━━━ GIVEN RECORDS ━━━
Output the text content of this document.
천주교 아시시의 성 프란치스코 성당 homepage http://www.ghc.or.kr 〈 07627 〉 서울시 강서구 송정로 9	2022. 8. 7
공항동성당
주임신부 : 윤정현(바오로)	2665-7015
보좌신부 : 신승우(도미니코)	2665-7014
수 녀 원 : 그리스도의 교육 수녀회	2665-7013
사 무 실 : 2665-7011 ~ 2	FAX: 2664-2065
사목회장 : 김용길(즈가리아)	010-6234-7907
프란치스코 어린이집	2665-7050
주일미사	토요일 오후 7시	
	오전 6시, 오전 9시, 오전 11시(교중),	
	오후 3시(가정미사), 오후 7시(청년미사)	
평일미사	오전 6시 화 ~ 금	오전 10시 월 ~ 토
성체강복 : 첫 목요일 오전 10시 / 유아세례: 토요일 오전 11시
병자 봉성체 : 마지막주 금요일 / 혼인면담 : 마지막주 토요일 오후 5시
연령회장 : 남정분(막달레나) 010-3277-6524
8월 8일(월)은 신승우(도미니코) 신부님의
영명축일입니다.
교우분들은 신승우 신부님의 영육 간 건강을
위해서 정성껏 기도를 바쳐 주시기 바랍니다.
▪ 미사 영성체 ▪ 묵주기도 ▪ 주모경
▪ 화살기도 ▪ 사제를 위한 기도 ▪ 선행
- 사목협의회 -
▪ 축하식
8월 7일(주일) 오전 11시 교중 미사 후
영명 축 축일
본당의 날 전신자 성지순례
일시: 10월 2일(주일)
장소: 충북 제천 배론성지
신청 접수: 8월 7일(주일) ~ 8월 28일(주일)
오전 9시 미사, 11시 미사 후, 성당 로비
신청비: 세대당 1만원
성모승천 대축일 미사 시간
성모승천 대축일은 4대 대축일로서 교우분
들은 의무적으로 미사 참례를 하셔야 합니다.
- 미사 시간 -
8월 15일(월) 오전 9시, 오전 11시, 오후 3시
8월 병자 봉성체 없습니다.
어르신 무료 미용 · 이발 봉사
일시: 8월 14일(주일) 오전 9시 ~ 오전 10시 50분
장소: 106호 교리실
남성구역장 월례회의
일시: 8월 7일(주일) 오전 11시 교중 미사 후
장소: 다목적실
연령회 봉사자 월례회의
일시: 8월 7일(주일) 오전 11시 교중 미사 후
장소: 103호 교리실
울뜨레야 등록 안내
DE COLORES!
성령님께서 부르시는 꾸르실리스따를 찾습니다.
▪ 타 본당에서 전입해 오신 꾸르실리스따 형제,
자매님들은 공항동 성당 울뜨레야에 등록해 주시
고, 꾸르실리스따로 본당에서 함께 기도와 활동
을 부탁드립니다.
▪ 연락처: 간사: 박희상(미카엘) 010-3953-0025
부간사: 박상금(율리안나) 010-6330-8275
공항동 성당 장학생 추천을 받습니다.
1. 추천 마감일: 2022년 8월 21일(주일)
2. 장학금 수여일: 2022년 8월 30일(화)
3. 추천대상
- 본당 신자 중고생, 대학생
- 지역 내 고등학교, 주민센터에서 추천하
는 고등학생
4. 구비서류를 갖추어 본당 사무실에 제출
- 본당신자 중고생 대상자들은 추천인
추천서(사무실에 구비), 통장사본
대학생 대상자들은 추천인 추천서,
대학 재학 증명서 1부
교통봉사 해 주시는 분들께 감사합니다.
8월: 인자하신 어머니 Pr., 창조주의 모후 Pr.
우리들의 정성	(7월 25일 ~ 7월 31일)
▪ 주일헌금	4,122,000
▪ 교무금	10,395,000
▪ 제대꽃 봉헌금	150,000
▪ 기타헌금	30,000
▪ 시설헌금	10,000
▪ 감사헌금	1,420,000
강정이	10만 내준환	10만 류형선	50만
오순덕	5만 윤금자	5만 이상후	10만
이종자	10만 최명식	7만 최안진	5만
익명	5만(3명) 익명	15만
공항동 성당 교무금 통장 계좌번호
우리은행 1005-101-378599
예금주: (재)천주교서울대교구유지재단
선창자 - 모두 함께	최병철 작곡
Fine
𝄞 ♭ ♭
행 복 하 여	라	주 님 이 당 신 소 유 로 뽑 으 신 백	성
━━━
Quote the listing in full, please, keeping every line exact.

SOLUTION:
Output the text content of this document.
천주교 아시시의 성 프란치스코 성당 homepage http://www.ghc.or.kr 〈 07627 〉 서울시 강서구 송정로 9	2022. 8. 7
공항동성당
주임신부 : 윤정현(바오로)	2665-7015
보좌신부 : 신승우(도미니코)	2665-7014
수 녀 원 : 그리스도의 교육 수녀회	2665-7013
사 무 실 : 2665-7011 ~ 2	FAX: 2664-2065
사목회장 : 김용길(즈가리아)	010-6234-7907
프란치스코 어린이집	2665-7050
주일미사	토요일 오후 7시	
	오전 6시, 오전 9시, 오전 11시(교중),	
	오후 3시(가정미사), 오후 7시(청년미사)	
평일미사	오전 6시 화 ~ 금	오전 10시 월 ~ 토
성체강복 : 첫 목요일 오전 10시 / 유아세례: 토요일 오전 11시
병자 봉성체 : 마지막주 금요일 / 혼인면담 : 마지막주 토요일 오후 5시
연령회장 : 남정분(막달레나) 010-3277-6524
8월 8일(월)은 신승우(도미니코) 신부님의
영명축일입니다.
교우분들은 신승우 신부님의 영육 간 건강을
위해서 정성껏 기도를 바쳐 주시기 바랍니다.
▪ 미사 영성체 ▪ 묵주기도 ▪ 주모경
▪ 화살기도 ▪ 사제를 위한 기도 ▪ 선행
- 사목협의회 -
▪ 축하식
8월 7일(주일) 오전 11시 교중 미사 후
영명 축 축일
본당의 날 전신자 성지순례
일시: 10월 2일(주일)
장소: 충북 제천 배론성지
신청 접수: 8월 7일(주일) ~ 8월 28일(주일)
오전 9시 미사, 11시 미사 후, 성당 로비
신청비: 세대당 1만원
성모승천 대축일 미사 시간
성모승천 대축일은 4대 대축일로서 교우분
들은 의무적으로 미사 참례를 하셔야 합니다.
- 미사 시간 -
8월 15일(월) 오전 9시, 오전 11시, 오후 3시
8월 병자 봉성체 없습니다.
어르신 무료 미용 · 이발 봉사
일시: 8월 14일(주일) 오전 9시 ~ 오전 10시 50분
장소: 106호 교리실
남성구역장 월례회의
일시: 8월 7일(주일) 오전 11시 교중 미사 후
장소: 다목적실
연령회 봉사자 월례회의
일시: 8월 7일(주일) 오전 11시 교중 미사 후
장소: 103호 교리실
울뜨레야 등록 안내
DE COLORES!
성령님께서 부르시는 꾸르실리스따를 찾습니다.
▪ 타 본당에서 전입해 오신 꾸르실리스따 형제,
자매님들은 공항동 성당 울뜨레야에 등록해 주시
고, 꾸르실리스따로 본당에서 함께 기도와 활동
을 부탁드립니다.
▪ 연락처: 간사: 박희상(미카엘) 010-3953-0025
부간사: 박상금(율리안나) 010-6330-8275
공항동 성당 장학생 추천을 받습니다.
1. 추천 마감일: 2022년 8월 21일(주일)
2. 장학금 수여일: 2022년 8월 30일(화)
3. 추천대상
- 본당 신자 중고생, 대학생
- 지역 내 고등학교, 주민센터에서 추천하
는 고등학생
4. 구비서류를 갖추어 본당 사무실에 제출
- 본당신자 중고생 대상자들은 추천인
추천서(사무실에 구비), 통장사본
대학생 대상자들은 추천인 추천서,
대학 재학 증명서 1부
교통봉사 해 주시는 분들께 감사합니다.
8월: 인자하신 어머니 Pr., 창조주의 모후 Pr.
우리들의 정성	(7월 25일 ~ 7월 31일)
▪ 주일헌금	4,122,000
▪ 교무금	10,395,000
▪ 제대꽃 봉헌금	150,000
▪ 기타헌금	30,000
▪ 시설헌금	10,000
▪ 감사헌금	1,420,000
강정이	10만 내준환	10만 류형선	50만
오순덕	5만 윤금자	5만 이상후	10만
이종자	10만 최명식	7만 최안진	5만
익명	5만(3명) 익명	15만
공항동 성당 교무금 통장 계좌번호
우리은행 1005-101-378599
예금주: (재)천주교서울대교구유지재단
선창자 - 모두 함께	최병철 작곡
Fine
𝄞 ♭ ♭
행 복 하 여	라	주 님 이 당 신 소 유 로 뽑 으 신 백	성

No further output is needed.